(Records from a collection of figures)
▬▬▬
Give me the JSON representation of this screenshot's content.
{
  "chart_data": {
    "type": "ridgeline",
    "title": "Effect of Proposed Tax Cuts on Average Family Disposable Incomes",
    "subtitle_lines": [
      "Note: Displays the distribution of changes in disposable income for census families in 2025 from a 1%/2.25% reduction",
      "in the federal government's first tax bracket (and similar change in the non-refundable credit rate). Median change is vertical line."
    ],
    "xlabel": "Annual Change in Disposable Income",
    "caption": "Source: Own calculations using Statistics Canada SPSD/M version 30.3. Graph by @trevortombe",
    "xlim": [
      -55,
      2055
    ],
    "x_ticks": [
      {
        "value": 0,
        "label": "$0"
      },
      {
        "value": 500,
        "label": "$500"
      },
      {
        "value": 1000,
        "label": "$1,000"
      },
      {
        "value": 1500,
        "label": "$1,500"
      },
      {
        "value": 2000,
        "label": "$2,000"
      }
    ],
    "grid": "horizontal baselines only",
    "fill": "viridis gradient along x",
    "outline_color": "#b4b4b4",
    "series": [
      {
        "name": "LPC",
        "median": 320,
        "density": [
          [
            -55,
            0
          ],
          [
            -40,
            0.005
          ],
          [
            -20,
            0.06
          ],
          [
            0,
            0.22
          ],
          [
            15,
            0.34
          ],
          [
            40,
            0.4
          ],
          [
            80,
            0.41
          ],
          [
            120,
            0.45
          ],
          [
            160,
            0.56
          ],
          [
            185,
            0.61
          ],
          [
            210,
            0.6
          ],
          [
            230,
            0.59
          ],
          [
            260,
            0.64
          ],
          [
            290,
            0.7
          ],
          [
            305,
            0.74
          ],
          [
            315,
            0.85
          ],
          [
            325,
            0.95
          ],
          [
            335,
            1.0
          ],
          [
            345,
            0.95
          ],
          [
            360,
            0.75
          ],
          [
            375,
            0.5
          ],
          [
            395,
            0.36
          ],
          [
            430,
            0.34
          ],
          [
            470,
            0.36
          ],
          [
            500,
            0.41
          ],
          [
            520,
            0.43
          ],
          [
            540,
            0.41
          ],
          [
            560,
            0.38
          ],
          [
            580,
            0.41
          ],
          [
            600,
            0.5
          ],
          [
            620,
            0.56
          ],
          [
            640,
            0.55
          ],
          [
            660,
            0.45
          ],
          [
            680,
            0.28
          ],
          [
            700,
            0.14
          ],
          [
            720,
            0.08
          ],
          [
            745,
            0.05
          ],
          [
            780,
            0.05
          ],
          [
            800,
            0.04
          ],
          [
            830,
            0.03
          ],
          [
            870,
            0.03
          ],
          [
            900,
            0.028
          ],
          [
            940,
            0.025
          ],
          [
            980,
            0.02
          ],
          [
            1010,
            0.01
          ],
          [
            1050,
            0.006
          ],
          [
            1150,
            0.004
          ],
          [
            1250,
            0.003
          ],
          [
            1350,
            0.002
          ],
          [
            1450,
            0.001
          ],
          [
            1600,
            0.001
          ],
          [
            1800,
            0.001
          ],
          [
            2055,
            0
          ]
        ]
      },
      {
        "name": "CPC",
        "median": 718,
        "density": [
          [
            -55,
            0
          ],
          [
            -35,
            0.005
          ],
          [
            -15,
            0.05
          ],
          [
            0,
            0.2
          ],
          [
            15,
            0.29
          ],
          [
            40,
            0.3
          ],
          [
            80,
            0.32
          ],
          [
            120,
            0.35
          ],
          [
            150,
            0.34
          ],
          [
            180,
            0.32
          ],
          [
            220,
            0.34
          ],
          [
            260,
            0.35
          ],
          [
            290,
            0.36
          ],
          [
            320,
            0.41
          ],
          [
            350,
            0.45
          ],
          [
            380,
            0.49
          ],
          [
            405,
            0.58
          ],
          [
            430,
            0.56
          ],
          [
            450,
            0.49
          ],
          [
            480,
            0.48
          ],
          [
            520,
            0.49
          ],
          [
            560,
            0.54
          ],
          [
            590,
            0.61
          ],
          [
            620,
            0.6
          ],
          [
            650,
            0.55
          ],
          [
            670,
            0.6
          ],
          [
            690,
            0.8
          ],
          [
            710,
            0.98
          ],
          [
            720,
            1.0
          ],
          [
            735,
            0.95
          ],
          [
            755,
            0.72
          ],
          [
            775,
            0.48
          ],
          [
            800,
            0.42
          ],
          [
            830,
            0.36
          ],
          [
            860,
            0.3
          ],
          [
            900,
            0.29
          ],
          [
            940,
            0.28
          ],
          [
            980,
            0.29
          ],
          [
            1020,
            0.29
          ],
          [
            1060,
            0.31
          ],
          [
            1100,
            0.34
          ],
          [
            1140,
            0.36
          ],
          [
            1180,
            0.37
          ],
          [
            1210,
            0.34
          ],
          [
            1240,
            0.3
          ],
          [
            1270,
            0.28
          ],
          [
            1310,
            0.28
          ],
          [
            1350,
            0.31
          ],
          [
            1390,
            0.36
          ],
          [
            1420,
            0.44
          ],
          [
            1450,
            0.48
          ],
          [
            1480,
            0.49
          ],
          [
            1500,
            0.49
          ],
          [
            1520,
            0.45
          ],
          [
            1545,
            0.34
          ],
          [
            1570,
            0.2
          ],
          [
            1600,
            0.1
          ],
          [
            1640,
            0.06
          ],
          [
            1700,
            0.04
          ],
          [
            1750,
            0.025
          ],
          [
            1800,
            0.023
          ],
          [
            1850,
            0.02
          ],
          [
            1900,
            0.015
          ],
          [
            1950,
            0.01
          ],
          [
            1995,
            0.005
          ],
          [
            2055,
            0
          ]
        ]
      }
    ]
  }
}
▬▬▬
* What the task asks:
Write out the material exactly as given.

* Output of the exercise:
Give me the JSON representation of this screenshot's content.
{
  "chart_data": {
    "type": "ridgeline",
    "title": "Effect of Proposed Tax Cuts on Average Family Disposable Incomes",
    "subtitle_lines": [
      "Note: Displays the distribution of changes in disposable income for census families in 2025 from a 1%/2.25% reduction",
      "in the federal government's first tax bracket (and similar change in the non-refundable credit rate). Median change is vertical line."
    ],
    "xlabel": "Annual Change in Disposable Income",
    "caption": "Source: Own calculations using Statistics Canada SPSD/M version 30.3. Graph by @trevortombe",
    "xlim": [
      -55,
      2055
    ],
    "x_ticks": [
      {
        "value": 0,
        "label": "$0"
      },
      {
        "value": 500,
        "label": "$500"
      },
      {
        "value": 1000,
        "label": "$1,000"
      },
      {
        "value": 1500,
        "label": "$1,500"
      },
      {
        "value": 2000,
        "label": "$2,000"
      }
    ],
    "grid": "horizontal baselines only",
    "fill": "viridis gradient along x",
    "outline_color": "#b4b4b4",
    "series": [
      {
        "name": "LPC",
        "median": 320,
        "density": [
          [
            -55,
            0
          ],
          [
            -40,
            0.005
          ],
          [
            -20,
            0.06
          ],
          [
            0,
            0.22
          ],
          [
            15,
            0.34
          ],
          [
            40,
            0.4
          ],
          [
            80,
            0.41
          ],
          [
            120,
            0.45
          ],
          [
            160,
            0.56
          ],
          [
            185,
            0.61
          ],
          [
            210,
            0.6
          ],
          [
            230,
            0.59
          ],
          [
            260,
            0.64
          ],
          [
            290,
            0.7
          ],
          [
            305,
            0.74
          ],
          [
            315,
            0.85
          ],
          [
            325,
            0.95
          ],
          [
            335,
            1.0
          ],
          [
            345,
            0.95
          ],
          [
            360,
            0.75
          ],
          [
            375,
            0.5
          ],
          [
            395,
            0.36
          ],
          [
            430,
            0.34
          ],
          [
            470,
            0.36
          ],
          [
            500,
            0.41
          ],
          [
            520,
            0.43
          ],
          [
            540,
            0.41
          ],
          [
            560,
            0.38
          ],
          [
            580,
            0.41
          ],
          [
            600,
            0.5
          ],
          [
            620,
            0.56
          ],
          [
            640,
            0.55
          ],
          [
            660,
            0.45
          ],
          [
            680,
            0.28
          ],
          [
            700,
            0.14
          ],
          [
            720,
            0.08
          ],
          [
            745,
            0.05
          ],
          [
            780,
            0.05
          ],
          [
            800,
            0.04
          ],
          [
            830,
            0.03
          ],
          [
            870,
            0.03
          ],
          [
            900,
            0.028
          ],
          [
            940,
            0.025
          ],
          [
            980,
            0.02
          ],
          [
            1010,
            0.01
          ],
          [
            1050,
            0.006
          ],
          [
            1150,
            0.004
          ],
          [
            1250,
            0.003
          ],
          [
            1350,
            0.002
          ],
          [
            1450,
            0.001
          ],
          [
            1600,
            0.001
          ],
          [
            1800,
            0.001
          ],
          [
            2055,
            0
          ]
        ]
      },
      {
        "name": "CPC",
        "median": 718,
        "density": [
          [
            -55,
            0
          ],
          [
            -35,
            0.005
          ],
          [
            -15,
            0.05
          ],
          [
            0,
            0.2
          ],
          [
            15,
            0.29
          ],
          [
            40,
            0.3
          ],
          [
            80,
            0.32
          ],
          [
            120,
            0.35
          ],
          [
            150,
            0.34
          ],
          [
            180,
            0.32
          ],
          [
            220,
            0.34
          ],
          [
            260,
            0.35
          ],
          [
            290,
            0.36
          ],
          [
            320,
            0.41
          ],
          [
            350,
            0.45
          ],
          [
            380,
            0.49
          ],
          [
            405,
            0.58
          ],
          [
            430,
            0.56
          ],
          [
            450,
            0.49
          ],
          [
            480,
            0.48
          ],
          [
            520,
            0.49
          ],
          [
            560,
            0.54
          ],
          [
            590,
            0.61
          ],
          [
            620,
            0.6
          ],
          [
            650,
            0.55
          ],
          [
            670,
            0.6
          ],
          [
            690,
            0.8
          ],
          [
            710,
            0.98
          ],
          [
            720,
            1.0
          ],
          [
            735,
            0.95
          ],
          [
            755,
            0.72
          ],
          [
            775,
            0.48
          ],
          [
            800,
            0.42
          ],
          [
            830,
            0.36
          ],
          [
            860,
            0.3
          ],
          [
            900,
            0.29
          ],
          [
            940,
            0.28
          ],
          [
            980,
            0.29
          ],
          [
            1020,
            0.29
          ],
          [
            1060,
            0.31
          ],
          [
            1100,
            0.34
          ],
          [
            1140,
            0.36
          ],
          [
            1180,
            0.37
          ],
          [
            1210,
            0.34
          ],
          [
            1240,
            0.3
          ],
          [
            1270,
            0.28
          ],
          [
            1310,
            0.28
          ],
          [
            1350,
            0.31
          ],
          [
            1390,
            0.36
          ],
          [
            1420,
            0.44
          ],
          [
            1450,
            0.48
          ],
          [
            1480,
            0.49
          ],
          [
            1500,
            0.49
          ],
          [
            1520,
            0.45
          ],
          [
            1545,
            0.34
          ],
          [
            1570,
            0.2
          ],
          [
            1600,
            0.1
          ],
          [
            1640,
            0.06
          ],
          [
            1700,
            0.04
          ],
          [
            1750,
            0.025
          ],
          [
            1800,
            0.023
          ],
          [
            1850,
            0.02
          ],
          [
            1900,
            0.015
          ],
          [
            1950,
            0.01
          ],
          [
            1995,
            0.005
          ],
          [
            2055,
            0
          ]
        ]
      }
    ]
  }
}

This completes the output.